# START OF Materials provided
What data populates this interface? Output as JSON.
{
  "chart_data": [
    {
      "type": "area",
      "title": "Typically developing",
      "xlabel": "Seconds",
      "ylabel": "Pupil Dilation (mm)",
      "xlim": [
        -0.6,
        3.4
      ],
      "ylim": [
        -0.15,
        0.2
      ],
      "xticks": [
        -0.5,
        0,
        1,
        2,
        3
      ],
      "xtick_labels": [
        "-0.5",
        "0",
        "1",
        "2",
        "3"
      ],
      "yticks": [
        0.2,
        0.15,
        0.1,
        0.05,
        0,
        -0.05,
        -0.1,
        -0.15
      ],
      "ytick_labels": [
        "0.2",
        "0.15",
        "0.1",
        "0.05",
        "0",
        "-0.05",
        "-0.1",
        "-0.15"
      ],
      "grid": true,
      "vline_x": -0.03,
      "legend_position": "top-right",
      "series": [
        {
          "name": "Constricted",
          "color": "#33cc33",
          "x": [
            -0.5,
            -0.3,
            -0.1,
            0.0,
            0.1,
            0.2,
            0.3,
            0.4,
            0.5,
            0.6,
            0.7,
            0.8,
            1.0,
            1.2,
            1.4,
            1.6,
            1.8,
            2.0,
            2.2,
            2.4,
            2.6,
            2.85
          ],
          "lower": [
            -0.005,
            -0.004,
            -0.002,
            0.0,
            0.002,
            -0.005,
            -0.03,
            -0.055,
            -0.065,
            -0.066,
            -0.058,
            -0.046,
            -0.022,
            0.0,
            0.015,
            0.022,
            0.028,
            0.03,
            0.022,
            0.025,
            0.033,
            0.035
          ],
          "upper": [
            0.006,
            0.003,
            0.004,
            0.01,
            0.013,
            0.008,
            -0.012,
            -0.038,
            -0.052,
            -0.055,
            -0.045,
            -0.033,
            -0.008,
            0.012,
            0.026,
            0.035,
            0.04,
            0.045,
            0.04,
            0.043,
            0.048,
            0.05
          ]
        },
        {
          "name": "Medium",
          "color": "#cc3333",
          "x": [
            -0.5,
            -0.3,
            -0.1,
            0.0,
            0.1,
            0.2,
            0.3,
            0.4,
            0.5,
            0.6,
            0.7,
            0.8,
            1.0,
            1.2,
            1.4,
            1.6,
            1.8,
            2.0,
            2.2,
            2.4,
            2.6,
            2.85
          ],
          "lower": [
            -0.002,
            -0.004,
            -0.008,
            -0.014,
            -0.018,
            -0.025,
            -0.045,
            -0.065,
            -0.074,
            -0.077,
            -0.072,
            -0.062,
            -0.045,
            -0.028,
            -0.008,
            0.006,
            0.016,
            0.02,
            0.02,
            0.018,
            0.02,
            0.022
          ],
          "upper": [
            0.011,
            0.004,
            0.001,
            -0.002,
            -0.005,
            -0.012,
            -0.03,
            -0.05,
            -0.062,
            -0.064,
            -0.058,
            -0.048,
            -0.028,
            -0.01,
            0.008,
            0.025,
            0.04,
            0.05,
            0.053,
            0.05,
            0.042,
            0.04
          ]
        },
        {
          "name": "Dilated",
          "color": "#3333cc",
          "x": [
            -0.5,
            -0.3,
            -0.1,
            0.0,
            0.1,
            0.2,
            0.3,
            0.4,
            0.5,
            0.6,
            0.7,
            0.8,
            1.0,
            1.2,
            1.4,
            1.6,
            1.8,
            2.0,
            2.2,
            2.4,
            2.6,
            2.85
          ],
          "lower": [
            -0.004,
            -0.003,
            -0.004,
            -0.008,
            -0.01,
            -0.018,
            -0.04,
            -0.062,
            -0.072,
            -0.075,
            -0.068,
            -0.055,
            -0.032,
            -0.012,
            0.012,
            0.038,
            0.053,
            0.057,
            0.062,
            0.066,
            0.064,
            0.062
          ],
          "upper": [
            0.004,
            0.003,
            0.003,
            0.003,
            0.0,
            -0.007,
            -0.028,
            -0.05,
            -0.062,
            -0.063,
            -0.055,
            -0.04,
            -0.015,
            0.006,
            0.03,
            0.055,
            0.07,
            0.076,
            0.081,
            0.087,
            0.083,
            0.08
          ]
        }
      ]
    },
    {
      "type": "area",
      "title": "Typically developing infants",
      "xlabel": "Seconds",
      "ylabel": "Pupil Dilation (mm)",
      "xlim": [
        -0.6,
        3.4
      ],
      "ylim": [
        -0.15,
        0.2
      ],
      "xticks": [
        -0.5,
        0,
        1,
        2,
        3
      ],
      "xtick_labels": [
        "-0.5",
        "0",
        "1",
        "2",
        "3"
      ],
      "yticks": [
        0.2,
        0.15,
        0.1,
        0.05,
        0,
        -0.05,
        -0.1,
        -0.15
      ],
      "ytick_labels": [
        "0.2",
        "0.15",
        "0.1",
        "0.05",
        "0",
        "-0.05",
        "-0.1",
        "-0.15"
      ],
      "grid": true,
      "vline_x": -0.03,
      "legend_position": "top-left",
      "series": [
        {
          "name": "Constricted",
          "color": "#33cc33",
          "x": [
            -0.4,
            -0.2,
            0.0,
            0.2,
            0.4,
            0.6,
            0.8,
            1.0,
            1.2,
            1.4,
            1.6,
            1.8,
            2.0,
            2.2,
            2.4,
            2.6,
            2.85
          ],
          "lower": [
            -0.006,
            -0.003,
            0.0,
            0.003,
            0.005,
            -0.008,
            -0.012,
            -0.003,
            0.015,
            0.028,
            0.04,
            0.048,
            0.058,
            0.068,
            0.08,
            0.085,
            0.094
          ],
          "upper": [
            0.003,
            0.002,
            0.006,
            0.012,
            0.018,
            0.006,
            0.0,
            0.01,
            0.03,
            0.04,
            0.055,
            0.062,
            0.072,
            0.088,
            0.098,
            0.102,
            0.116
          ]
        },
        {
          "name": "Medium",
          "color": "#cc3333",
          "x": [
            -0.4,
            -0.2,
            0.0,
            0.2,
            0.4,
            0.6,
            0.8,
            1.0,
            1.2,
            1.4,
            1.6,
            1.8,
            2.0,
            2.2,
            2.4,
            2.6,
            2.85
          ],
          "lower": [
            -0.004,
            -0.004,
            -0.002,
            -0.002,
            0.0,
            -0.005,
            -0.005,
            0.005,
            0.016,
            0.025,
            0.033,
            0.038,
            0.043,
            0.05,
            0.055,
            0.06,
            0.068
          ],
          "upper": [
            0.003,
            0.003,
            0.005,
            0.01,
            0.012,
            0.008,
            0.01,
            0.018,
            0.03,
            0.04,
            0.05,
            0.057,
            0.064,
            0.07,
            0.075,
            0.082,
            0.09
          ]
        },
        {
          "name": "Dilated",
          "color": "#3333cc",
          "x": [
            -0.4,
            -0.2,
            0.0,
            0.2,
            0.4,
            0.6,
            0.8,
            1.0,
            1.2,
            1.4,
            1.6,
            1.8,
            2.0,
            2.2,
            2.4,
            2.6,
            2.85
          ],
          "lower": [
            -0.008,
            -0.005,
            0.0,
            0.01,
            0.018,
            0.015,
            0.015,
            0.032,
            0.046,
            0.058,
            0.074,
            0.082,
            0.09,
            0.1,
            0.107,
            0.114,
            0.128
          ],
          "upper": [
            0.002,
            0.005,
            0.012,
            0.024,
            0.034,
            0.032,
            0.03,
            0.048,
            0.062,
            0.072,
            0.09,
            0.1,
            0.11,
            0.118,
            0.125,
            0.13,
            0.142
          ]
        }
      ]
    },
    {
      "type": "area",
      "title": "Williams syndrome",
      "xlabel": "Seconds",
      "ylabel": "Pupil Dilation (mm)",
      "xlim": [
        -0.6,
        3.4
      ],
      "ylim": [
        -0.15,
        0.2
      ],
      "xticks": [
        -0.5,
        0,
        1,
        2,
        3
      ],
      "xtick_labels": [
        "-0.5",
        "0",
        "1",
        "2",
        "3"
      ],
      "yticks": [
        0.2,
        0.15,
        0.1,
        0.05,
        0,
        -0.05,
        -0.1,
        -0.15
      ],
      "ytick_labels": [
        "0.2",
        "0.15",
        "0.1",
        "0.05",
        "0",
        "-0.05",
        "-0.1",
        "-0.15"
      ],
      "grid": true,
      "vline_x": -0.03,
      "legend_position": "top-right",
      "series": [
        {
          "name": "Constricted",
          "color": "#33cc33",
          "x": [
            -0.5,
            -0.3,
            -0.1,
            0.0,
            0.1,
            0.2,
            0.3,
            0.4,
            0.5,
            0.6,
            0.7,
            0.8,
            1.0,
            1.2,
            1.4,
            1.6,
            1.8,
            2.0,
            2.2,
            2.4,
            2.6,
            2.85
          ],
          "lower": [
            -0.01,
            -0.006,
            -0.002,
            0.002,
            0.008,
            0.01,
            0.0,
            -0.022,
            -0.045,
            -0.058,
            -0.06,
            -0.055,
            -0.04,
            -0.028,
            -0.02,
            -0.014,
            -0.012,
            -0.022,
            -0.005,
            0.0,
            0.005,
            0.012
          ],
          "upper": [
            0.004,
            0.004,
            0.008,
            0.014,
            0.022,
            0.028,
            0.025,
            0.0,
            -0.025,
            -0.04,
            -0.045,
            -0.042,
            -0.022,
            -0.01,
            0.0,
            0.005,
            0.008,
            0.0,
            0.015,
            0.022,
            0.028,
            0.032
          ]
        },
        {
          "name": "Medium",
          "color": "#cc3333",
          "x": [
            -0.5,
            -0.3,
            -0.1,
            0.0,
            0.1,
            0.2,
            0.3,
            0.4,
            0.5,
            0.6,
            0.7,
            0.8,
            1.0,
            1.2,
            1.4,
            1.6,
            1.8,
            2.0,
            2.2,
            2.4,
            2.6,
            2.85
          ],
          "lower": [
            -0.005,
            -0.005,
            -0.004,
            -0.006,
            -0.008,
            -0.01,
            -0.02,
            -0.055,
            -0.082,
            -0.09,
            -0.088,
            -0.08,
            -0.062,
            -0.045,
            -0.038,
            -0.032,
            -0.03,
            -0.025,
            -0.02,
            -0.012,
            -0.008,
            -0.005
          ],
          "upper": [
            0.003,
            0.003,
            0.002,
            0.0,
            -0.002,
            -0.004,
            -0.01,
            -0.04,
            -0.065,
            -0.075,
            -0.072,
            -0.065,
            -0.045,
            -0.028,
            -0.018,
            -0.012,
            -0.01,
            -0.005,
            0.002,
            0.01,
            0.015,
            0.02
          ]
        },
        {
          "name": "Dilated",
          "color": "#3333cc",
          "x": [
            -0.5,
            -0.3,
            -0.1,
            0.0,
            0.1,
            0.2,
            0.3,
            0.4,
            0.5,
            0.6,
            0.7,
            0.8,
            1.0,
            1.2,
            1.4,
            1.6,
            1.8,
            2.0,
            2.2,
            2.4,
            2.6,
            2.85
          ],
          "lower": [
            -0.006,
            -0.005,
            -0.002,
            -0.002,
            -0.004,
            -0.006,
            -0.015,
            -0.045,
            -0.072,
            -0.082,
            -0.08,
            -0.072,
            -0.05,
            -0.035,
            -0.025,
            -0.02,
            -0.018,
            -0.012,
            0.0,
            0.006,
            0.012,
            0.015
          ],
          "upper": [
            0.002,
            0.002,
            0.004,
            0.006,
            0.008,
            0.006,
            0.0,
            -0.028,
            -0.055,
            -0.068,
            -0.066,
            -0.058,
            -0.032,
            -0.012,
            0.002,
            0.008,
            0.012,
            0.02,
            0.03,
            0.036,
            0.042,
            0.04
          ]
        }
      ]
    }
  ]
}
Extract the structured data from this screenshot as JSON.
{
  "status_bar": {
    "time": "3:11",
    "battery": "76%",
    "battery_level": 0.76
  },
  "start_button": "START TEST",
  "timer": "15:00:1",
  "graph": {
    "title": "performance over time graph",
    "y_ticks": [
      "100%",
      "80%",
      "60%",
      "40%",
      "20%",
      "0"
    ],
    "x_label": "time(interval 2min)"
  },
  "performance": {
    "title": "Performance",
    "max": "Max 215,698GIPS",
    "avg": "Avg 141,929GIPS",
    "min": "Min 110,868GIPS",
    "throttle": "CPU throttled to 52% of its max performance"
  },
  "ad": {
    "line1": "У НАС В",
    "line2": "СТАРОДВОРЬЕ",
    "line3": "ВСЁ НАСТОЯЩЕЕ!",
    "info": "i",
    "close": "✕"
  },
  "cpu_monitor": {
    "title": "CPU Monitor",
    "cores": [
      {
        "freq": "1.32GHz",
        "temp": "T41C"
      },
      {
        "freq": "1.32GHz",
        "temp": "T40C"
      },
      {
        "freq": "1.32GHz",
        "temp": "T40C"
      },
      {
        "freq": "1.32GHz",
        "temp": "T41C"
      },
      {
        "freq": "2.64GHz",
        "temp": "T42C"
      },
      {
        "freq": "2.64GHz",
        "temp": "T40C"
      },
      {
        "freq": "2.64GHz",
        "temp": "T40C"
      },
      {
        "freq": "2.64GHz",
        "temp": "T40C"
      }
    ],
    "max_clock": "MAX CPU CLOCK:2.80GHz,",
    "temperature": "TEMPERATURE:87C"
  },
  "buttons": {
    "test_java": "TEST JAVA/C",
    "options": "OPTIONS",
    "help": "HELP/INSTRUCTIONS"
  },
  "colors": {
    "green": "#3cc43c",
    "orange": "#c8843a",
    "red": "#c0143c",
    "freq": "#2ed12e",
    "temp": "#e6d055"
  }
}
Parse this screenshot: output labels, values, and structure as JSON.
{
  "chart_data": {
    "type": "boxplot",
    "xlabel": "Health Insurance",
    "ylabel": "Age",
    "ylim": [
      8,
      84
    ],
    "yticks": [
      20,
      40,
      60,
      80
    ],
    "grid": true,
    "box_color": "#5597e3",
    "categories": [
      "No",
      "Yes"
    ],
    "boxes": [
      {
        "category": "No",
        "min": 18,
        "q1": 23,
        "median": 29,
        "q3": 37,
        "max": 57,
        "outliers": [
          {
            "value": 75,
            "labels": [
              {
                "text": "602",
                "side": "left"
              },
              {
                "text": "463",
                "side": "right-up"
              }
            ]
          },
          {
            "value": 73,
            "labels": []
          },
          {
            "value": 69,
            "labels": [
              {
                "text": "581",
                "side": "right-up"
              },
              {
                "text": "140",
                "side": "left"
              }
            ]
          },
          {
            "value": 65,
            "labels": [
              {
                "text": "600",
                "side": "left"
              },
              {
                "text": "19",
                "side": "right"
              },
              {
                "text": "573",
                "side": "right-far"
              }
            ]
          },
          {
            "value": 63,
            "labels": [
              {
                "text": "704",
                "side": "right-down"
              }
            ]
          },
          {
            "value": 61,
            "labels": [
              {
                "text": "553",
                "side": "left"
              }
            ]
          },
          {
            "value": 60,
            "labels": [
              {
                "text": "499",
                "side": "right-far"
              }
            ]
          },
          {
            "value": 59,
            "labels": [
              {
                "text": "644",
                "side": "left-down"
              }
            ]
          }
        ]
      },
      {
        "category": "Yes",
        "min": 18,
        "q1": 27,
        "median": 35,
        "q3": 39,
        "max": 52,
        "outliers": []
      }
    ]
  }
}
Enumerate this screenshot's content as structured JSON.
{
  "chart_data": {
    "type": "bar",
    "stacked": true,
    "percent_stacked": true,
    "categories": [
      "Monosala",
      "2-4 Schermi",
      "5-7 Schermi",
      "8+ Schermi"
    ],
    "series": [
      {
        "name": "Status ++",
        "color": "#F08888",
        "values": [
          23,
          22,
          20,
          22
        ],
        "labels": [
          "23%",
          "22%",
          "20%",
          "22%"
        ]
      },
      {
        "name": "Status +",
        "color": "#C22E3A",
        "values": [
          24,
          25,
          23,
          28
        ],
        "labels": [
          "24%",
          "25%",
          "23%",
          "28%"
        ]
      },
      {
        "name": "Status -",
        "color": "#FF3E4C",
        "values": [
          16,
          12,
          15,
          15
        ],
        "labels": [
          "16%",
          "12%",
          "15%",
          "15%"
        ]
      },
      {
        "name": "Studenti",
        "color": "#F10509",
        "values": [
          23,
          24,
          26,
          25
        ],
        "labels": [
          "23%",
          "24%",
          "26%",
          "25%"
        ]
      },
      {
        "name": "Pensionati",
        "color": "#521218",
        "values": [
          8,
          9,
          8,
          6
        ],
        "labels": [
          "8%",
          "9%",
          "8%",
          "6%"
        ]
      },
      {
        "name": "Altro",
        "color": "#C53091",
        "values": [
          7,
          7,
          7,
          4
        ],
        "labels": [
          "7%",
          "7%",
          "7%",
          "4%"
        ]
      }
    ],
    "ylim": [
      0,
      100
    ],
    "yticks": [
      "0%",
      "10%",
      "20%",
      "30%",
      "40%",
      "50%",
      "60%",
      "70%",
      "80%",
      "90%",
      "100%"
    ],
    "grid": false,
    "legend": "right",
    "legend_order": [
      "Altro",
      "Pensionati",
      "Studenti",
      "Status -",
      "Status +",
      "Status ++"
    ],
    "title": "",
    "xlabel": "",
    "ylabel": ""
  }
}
# END OF Materials provided
■ To be done ■
Return all lines of the material above in which the word "this" occurs.

■ Response ■
What data populates this interface? Output as JSON.
Extract the structured data from this screenshot as JSON.
Parse this screenshot: output labels, values, and structure as JSON.
Enumerate this screenshot's content as structured JSON.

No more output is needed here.